→ **Aim**
Report all lines from the entries below in which "подчеркнуть" appears.

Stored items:
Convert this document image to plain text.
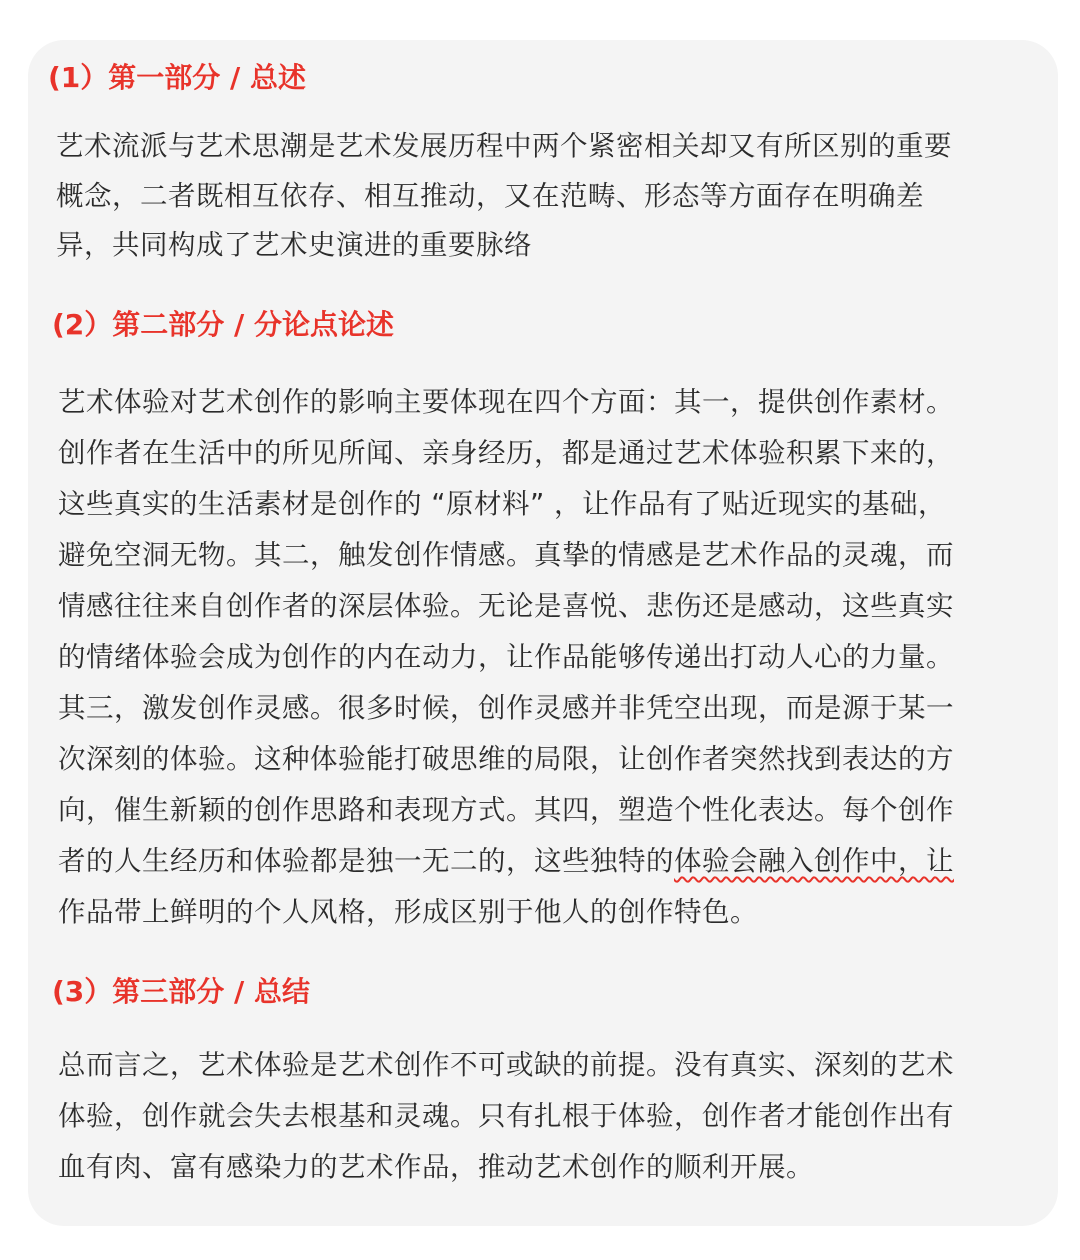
(1）第一部分 / 总述
艺术流派与艺术思潮是艺术发展历程中两个紧密相关却又有所区别的重要
概念，二者既相互依存、相互推动，又在范畴、形态等方面存在明确差
异，共同构成了艺术史演进的重要脉络
(2）第二部分 / 分论点论述
艺术体验对艺术创作的影响主要体现在四个方面：其一，提供创作素材。
创作者在生活中的所见所闻、亲身经历，都是通过艺术体验积累下来的，
这些真实的生活素材是创作的 “原材料” ，让作品有了贴近现实的基础，
避免空洞无物。其二，触发创作情感。真挚的情感是艺术作品的灵魂，而
情感往往来自创作者的深层体验。无论是喜悦、悲伤还是感动，这些真实
的情绪体验会成为创作的内在动力，让作品能够传递出打动人心的力量。
其三，激发创作灵感。很多时候，创作灵感并非凭空出现，而是源于某一
次深刻的体验。这种体验能打破思维的局限，让创作者突然找到表达的方
向，催生新颖的创作思路和表现方式。其四，塑造个性化表达。每个创作
者的人生经历和体验都是独一无二的，这些独特的体验会融入创作中，让
作品带上鲜明的个人风格，形成区别于他人的创作特色。
(3）第三部分 / 总结
总而言之，艺术体验是艺术创作不可或缺的前提。没有真实、深刻的艺术
体验，创作就会失去根基和灵魂。只有扎根于体验，创作者才能创作出有
血有肉、富有感染力的艺术作品，推动艺术创作的顺利开展。
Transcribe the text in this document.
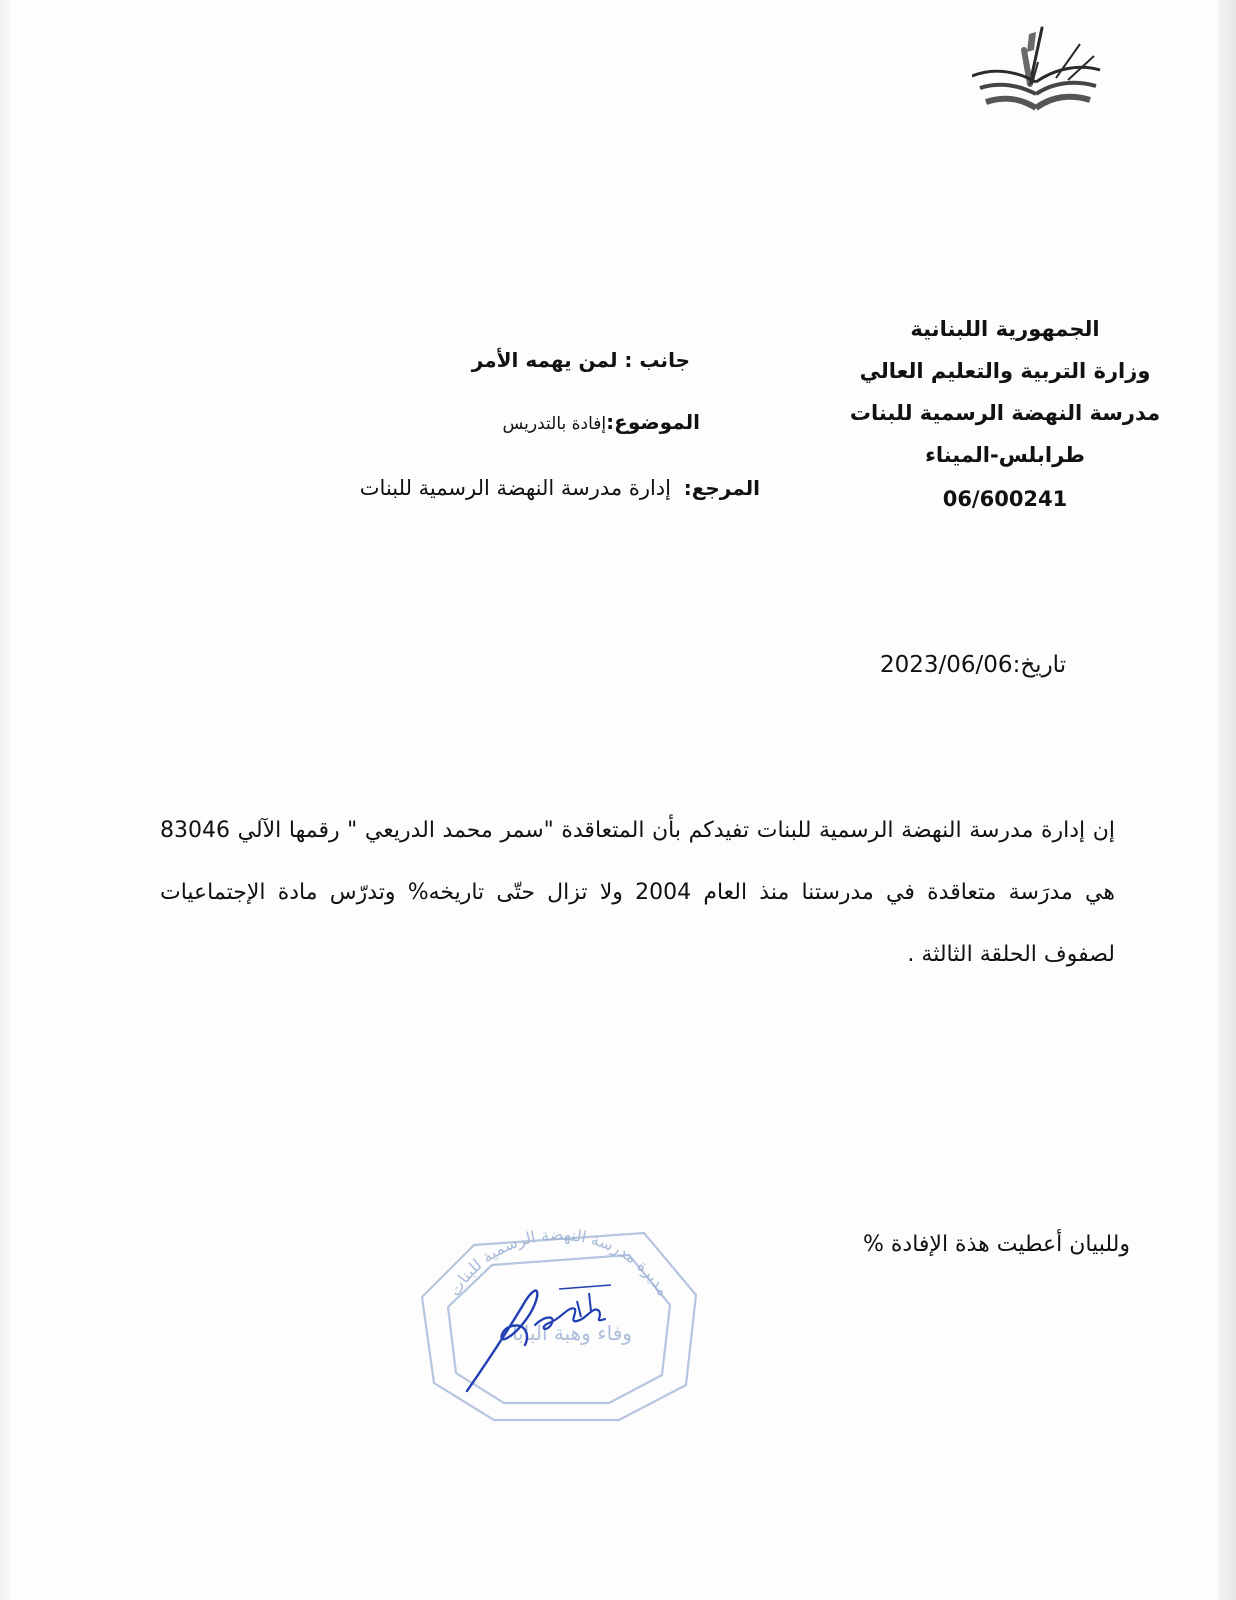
الجمهورية اللبنانية
وزارة التربية والتعليم العالي
مدرسة النهضة الرسمية للبنات
طرابلس-الميناء
06/600241
جانب : لمن يهمه الأمر
الموضوع:إفادة بالتدريس
المرجع:  إدارة مدرسة النهضة الرسمية للبنات
تاريخ:2023/06/06
إن إدارة مدرسة النهضة الرسمية للبنات تفيدكم بأن المتعاقدة "سمر محمد الدريعي " رقمها الآلي 83046 هي مدرَسة متعاقدة في مدرستنا منذ العام 2004 ولا تزال حتّى تاريخه% وتدرّس مادة الإجتماعيات لصفوف الحلقة الثالثة .
وللبيان أعطيت هذة الإفادة %
مديرة مدرسة النهضة الرسمية للبنات
وفاء وهبة البابا
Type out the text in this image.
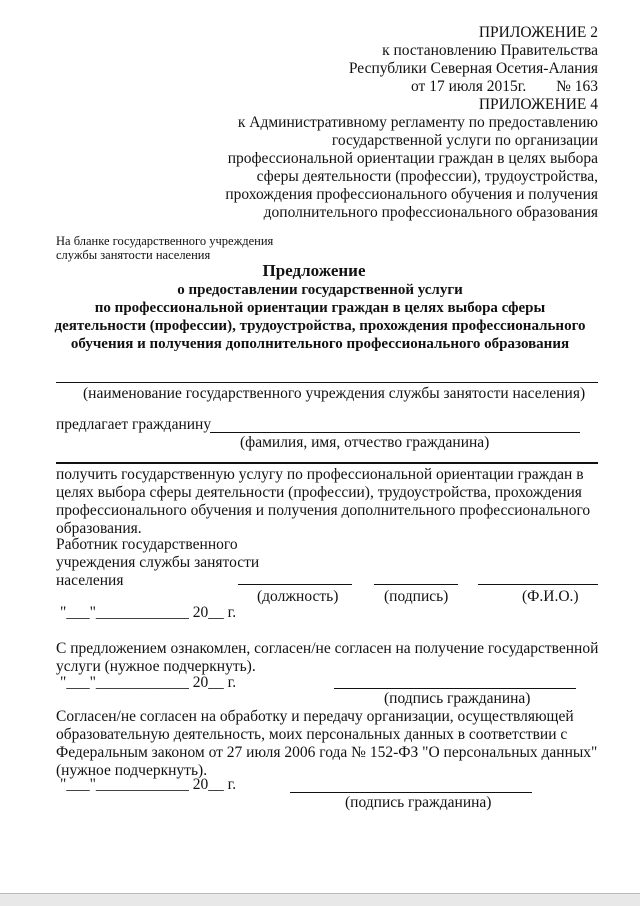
ПРИЛОЖЕНИЕ 2
к постановлению Правительства
Республики Северная Осетия-Алания
от 17 июля 2015г. № 163
ПРИЛОЖЕНИЕ 4
к Административному регламенту по предоставлению
государственной услуги по организации
профессиональной ориентации граждан в целях выбора
сферы деятельности (профессии), трудоустройства,
прохождения профессионального обучения и получения
дополнительного профессионального образования
На бланке государственного учреждения
службы занятости населения
Предложение
о предоставлении государственной услуги
по профессиональной ориентации граждан в целях выбора сферы
деятельности (профессии), трудоустройства, прохождения профессионального
обучения и получения дополнительного профессионального образования
(наименование государственного учреждения службы занятости населения)
предлагает гражданину
(фамилия, имя, отчество гражданина)
получить государственную услугу по профессиональной ориентации граждан в
целях выбора сферы деятельности (профессии), трудоустройства, прохождения
профессионального обучения и получения дополнительного профессионального
образования.
Работник государственного
учреждения службы занятости
населения
(должность)	(подпись)	(Ф.И.О.)
"___"____________ 20__ г.
С предложением ознакомлен, согласен/не согласен на получение государственной
услуги (нужное подчеркнуть).
"___"____________ 20__ г.
(подпись гражданина)
Согласен/не согласен на обработку и передачу организации, осуществляющей
образовательную деятельность, моих персональных данных в соответствии с
Федеральным законом от 27 июля 2006 года № 152-ФЗ "О персональных данных"
(нужное подчеркнуть).
"___"____________ 20__ г.
(подпись гражданина)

→ **Response**
услуги (нужное подчеркнуть).
(нужное подчеркнуть).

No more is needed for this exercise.